Restate all of the entries exactly, dropping any pictures they hold.

**The records**:
%%
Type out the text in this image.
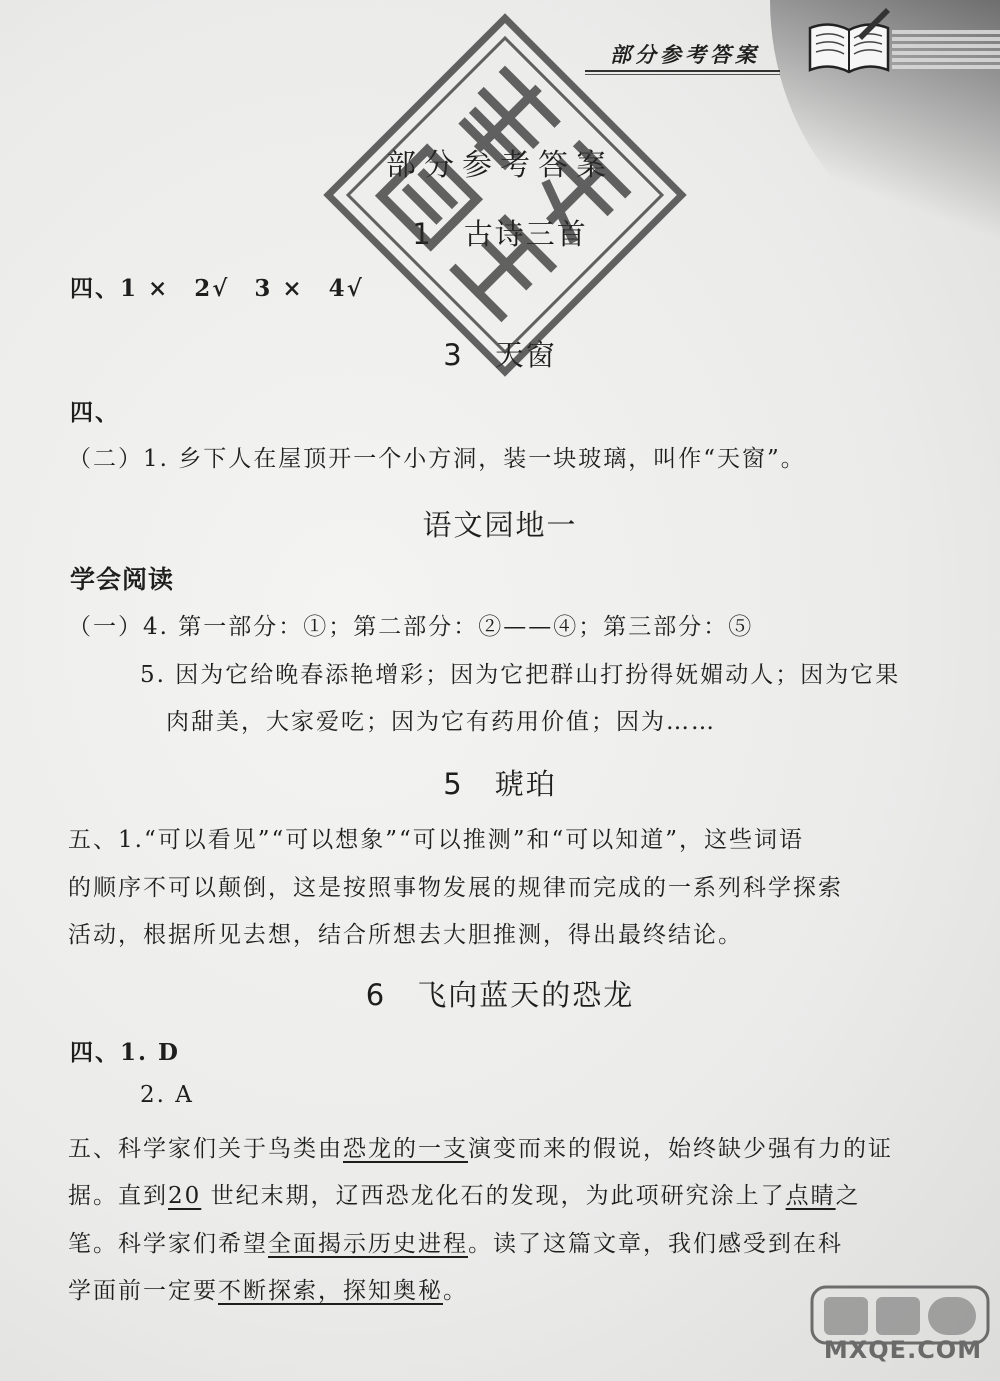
部分参考答案
部分参考答案
1　古诗三首
四、1 ×　2√　3 ×　4√
3　天窗
四、
（二）1. 乡下人在屋顶开一个小方洞，装一块玻璃，叫作“天窗”。
语文园地一
学会阅读
（一）4. 第一部分：①；第二部分：②——④；第三部分：⑤
5. 因为它给晚春添艳增彩；因为它把群山打扮得妩媚动人；因为它果
肉甜美，大家爱吃；因为它有药用价值；因为……
5　琥珀
五、1.“可以看见”“可以想象”“可以推测”和“可以知道”，这些词语
的顺序不可以颠倒，这是按照事物发展的规律而完成的一系列科学探索
活动，根据所见去想，结合所想去大胆推测，得出最终结论。
6　飞向蓝天的恐龙
四、1. D
2. A
五、科学家们关于鸟类由恐龙的一支演变而来的假说，始终缺少强有力的证
据。直到20 世纪末期，辽西恐龙化石的发现，为此项研究涂上了点睛之
笔。科学家们希望全面揭示历史进程。读了这篇文章，我们感受到在科
学面前一定要不断探索，探知奥秘。
MXQE.COM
%%
**Written reply**:
Type out the text in this image.
部分参考答案
部分参考答案
1　古诗三首
四、1 ×　2√　3 ×　4√
3　天窗
四、
（二）1. 乡下人在屋顶开一个小方洞，装一块玻璃，叫作“天窗”。
语文园地一
学会阅读
（一）4. 第一部分：①；第二部分：②——④；第三部分：⑤
5. 因为它给晚春添艳增彩；因为它把群山打扮得妩媚动人；因为它果
肉甜美，大家爱吃；因为它有药用价值；因为……
5　琥珀
五、1.“可以看见”“可以想象”“可以推测”和“可以知道”，这些词语
的顺序不可以颠倒，这是按照事物发展的规律而完成的一系列科学探索
活动，根据所见去想，结合所想去大胆推测，得出最终结论。
6　飞向蓝天的恐龙
四、1. D
2. A
五、科学家们关于鸟类由恐龙的一支演变而来的假说，始终缺少强有力的证
据。直到20 世纪末期，辽西恐龙化石的发现，为此项研究涂上了点睛之
笔。科学家们希望全面揭示历史进程。读了这篇文章，我们感受到在科
学面前一定要不断探索，探知奥秘。
MXQE.COM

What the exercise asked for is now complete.